**SUPPLIED MATERIAL:**
----------------
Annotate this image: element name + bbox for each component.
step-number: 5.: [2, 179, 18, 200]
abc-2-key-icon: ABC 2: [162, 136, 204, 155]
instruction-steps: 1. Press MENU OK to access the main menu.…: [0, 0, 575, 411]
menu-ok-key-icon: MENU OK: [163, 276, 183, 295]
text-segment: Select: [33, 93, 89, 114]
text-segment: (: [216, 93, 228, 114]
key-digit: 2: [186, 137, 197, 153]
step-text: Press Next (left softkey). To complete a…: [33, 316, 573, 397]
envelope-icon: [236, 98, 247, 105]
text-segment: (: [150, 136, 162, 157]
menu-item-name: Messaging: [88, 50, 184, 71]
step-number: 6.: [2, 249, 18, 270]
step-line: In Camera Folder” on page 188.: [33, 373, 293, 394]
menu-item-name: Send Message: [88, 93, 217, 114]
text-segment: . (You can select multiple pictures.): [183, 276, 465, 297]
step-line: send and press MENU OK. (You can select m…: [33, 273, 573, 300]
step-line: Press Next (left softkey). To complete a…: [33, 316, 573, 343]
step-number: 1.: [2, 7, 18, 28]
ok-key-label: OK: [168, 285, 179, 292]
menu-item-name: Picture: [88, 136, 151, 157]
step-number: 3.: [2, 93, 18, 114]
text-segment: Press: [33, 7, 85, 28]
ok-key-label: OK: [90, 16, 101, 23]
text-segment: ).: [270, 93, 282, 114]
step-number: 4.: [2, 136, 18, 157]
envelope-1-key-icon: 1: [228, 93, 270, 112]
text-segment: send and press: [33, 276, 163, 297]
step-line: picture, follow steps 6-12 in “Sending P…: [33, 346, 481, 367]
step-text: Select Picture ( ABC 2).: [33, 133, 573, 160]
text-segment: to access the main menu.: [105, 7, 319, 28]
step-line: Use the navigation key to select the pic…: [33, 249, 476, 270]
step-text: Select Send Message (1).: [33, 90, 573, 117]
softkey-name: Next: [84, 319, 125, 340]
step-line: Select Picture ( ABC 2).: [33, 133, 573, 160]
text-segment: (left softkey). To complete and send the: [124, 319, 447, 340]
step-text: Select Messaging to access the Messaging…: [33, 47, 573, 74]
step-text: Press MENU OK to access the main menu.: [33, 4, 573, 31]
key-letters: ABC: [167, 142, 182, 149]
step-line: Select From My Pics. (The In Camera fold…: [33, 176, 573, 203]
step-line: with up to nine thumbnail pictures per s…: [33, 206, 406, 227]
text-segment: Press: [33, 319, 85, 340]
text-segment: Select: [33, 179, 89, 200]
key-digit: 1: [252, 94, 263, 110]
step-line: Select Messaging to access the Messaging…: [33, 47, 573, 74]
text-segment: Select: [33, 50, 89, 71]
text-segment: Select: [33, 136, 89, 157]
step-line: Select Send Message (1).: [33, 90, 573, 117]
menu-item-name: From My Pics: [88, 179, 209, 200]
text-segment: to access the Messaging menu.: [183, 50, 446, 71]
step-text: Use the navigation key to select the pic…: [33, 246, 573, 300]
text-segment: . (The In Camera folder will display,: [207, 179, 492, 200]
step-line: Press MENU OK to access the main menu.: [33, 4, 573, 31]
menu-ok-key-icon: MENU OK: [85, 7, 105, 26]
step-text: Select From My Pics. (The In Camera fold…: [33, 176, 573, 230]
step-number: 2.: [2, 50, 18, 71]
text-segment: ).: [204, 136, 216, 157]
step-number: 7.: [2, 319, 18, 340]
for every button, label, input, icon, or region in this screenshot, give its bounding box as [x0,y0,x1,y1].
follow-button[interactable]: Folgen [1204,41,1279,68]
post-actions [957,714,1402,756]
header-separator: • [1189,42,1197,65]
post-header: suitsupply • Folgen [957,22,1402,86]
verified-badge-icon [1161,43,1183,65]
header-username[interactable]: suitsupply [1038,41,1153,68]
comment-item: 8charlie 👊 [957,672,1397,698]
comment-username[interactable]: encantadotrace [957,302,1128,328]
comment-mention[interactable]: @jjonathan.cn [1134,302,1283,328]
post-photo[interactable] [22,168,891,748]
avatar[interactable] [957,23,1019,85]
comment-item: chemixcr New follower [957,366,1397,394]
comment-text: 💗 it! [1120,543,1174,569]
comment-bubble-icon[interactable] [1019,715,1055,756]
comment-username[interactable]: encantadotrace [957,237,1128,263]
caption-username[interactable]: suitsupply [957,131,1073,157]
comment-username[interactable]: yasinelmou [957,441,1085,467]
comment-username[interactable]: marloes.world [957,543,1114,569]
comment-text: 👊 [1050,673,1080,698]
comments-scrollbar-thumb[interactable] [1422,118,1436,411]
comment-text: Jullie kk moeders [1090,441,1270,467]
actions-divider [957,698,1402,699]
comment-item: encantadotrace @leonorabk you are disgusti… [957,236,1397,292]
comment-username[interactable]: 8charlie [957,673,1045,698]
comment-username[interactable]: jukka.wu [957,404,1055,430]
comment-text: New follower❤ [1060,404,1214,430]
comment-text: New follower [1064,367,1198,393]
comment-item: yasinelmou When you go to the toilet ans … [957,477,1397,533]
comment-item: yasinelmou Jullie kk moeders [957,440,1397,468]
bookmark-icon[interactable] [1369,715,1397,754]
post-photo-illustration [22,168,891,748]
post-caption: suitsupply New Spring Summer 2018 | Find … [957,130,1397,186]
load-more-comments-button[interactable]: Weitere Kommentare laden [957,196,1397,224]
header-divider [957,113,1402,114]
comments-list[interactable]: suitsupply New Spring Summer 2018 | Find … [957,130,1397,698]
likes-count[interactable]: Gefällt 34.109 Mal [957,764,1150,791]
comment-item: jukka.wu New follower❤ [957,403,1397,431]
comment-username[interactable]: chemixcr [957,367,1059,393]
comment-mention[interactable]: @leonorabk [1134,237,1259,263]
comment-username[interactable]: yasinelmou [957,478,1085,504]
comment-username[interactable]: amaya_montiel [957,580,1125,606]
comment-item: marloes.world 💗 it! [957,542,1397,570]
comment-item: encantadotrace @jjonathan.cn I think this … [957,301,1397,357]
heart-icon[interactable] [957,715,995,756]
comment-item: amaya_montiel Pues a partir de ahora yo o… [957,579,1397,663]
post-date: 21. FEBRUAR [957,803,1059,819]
----------------
**EXERCISE AIM:** Please return every line of the records above unchanged, in their original order.

**RESULT BELOW:**
Annotate this image: element name + bbox for each component.
step-number: 5.: [2, 179, 18, 200]
abc-2-key-icon: ABC 2: [162, 136, 204, 155]
instruction-steps: 1. Press MENU OK to access the main menu.…: [0, 0, 575, 411]
menu-ok-key-icon: MENU OK: [163, 276, 183, 295]
text-segment: Select: [33, 93, 89, 114]
text-segment: (: [216, 93, 228, 114]
key-digit: 2: [186, 137, 197, 153]
step-text: Press Next (left softkey). To complete a…: [33, 316, 573, 397]
envelope-icon: [236, 98, 247, 105]
text-segment: (: [150, 136, 162, 157]
menu-item-name: Messaging: [88, 50, 184, 71]
step-number: 6.: [2, 249, 18, 270]
step-line: In Camera Folder” on page 188.: [33, 373, 293, 394]
menu-item-name: Send Message: [88, 93, 217, 114]
text-segment: . (You can select multiple pictures.): [183, 276, 465, 297]
step-line: send and press MENU OK. (You can select m…: [33, 273, 573, 300]
step-line: Press Next (left softkey). To complete a…: [33, 316, 573, 343]
step-number: 1.: [2, 7, 18, 28]
ok-key-label: OK: [168, 285, 179, 292]
menu-item-name: Picture: [88, 136, 151, 157]
step-number: 3.: [2, 93, 18, 114]
text-segment: Press: [33, 7, 85, 28]
ok-key-label: OK: [90, 16, 101, 23]
text-segment: ).: [270, 93, 282, 114]
step-number: 4.: [2, 136, 18, 157]
envelope-1-key-icon: 1: [228, 93, 270, 112]
text-segment: send and press: [33, 276, 163, 297]
step-line: picture, follow steps 6-12 in “Sending P…: [33, 346, 481, 367]
step-text: Select Picture ( ABC 2).: [33, 133, 573, 160]
text-segment: to access the main menu.: [105, 7, 319, 28]
step-line: Use the navigation key to select the pic…: [33, 249, 476, 270]
step-text: Select Send Message (1).: [33, 90, 573, 117]
softkey-name: Next: [84, 319, 125, 340]
step-line: Select Picture ( ABC 2).: [33, 133, 573, 160]
text-segment: (left softkey). To complete and send the: [124, 319, 447, 340]
step-text: Select Messaging to access the Messaging…: [33, 47, 573, 74]
step-text: Press MENU OK to access the main menu.: [33, 4, 573, 31]
key-letters: ABC: [167, 142, 182, 149]
step-line: Select From My Pics. (The In Camera fold…: [33, 176, 573, 203]
step-line: with up to nine thumbnail pictures per s…: [33, 206, 406, 227]
text-segment: Press: [33, 319, 85, 340]
text-segment: Select: [33, 179, 89, 200]
key-digit: 1: [252, 94, 263, 110]
step-line: Select Messaging to access the Messaging…: [33, 47, 573, 74]
text-segment: Select: [33, 50, 89, 71]
text-segment: Select: [33, 136, 89, 157]
step-line: Select Send Message (1).: [33, 90, 573, 117]
menu-item-name: From My Pics: [88, 179, 209, 200]
text-segment: to access the Messaging menu.: [183, 50, 446, 71]
step-text: Use the navigation key to select the pic…: [33, 246, 573, 300]
text-segment: . (The In Camera folder will display,: [207, 179, 492, 200]
step-line: Press MENU OK to access the main menu.: [33, 4, 573, 31]
menu-ok-key-icon: MENU OK: [85, 7, 105, 26]
step-text: Select From My Pics. (The In Camera fold…: [33, 176, 573, 230]
step-number: 2.: [2, 50, 18, 71]
text-segment: ).: [204, 136, 216, 157]
step-number: 7.: [2, 319, 18, 340]
for every button, label, input, icon, or region in this screenshot, give its bounding box as [x0,y0,x1,y1].
follow-button[interactable]: Folgen [1204,41,1279,68]
post-actions [957,714,1402,756]
header-separator: • [1189,42,1197,65]
post-header: suitsupply • Folgen [957,22,1402,86]
verified-badge-icon [1161,43,1183,65]
header-username[interactable]: suitsupply [1038,41,1153,68]
comment-item: 8charlie 👊 [957,672,1397,698]
comment-username[interactable]: encantadotrace [957,302,1128,328]
comment-mention[interactable]: @jjonathan.cn [1134,302,1283,328]
post-photo[interactable] [22,168,891,748]
avatar[interactable] [957,23,1019,85]
comment-item: chemixcr New follower [957,366,1397,394]
comment-text: 💗 it! [1120,543,1174,569]
comment-bubble-icon[interactable] [1019,715,1055,756]
comment-username[interactable]: encantadotrace [957,237,1128,263]
caption-username[interactable]: suitsupply [957,131,1073,157]
comment-username[interactable]: yasinelmou [957,441,1085,467]
comment-username[interactable]: marloes.world [957,543,1114,569]
comment-text: 👊 [1050,673,1080,698]
comments-scrollbar-thumb[interactable] [1422,118,1436,411]
comment-text: Jullie kk moeders [1090,441,1270,467]
actions-divider [957,698,1402,699]
comment-item: encantadotrace @leonorabk you are disgusti… [957,236,1397,292]
comment-username[interactable]: 8charlie [957,673,1045,698]
comment-username[interactable]: jukka.wu [957,404,1055,430]
comment-text: New follower❤ [1060,404,1214,430]
comment-text: New follower [1064,367,1198,393]
comment-item: yasinelmou When you go to the toilet ans … [957,477,1397,533]
comment-item: yasinelmou Jullie kk moeders [957,440,1397,468]
bookmark-icon[interactable] [1369,715,1397,754]
post-photo-illustration [22,168,891,748]
post-caption: suitsupply New Spring Summer 2018 | Find … [957,130,1397,186]
load-more-comments-button[interactable]: Weitere Kommentare laden [957,196,1397,224]
header-divider [957,113,1402,114]
comments-list[interactable]: suitsupply New Spring Summer 2018 | Find … [957,130,1397,698]
likes-count[interactable]: Gefällt 34.109 Mal [957,764,1150,791]
comment-item: jukka.wu New follower❤ [957,403,1397,431]
comment-username[interactable]: chemixcr [957,367,1059,393]
comment-mention[interactable]: @leonorabk [1134,237,1259,263]
comment-username[interactable]: yasinelmou [957,478,1085,504]
comment-username[interactable]: amaya_montiel [957,580,1125,606]
comment-item: marloes.world 💗 it! [957,542,1397,570]
comment-item: encantadotrace @jjonathan.cn I think this … [957,301,1397,357]
heart-icon[interactable] [957,715,995,756]
comment-item: amaya_montiel Pues a partir de ahora yo o… [957,579,1397,663]
post-date: 21. FEBRUAR [957,803,1059,819]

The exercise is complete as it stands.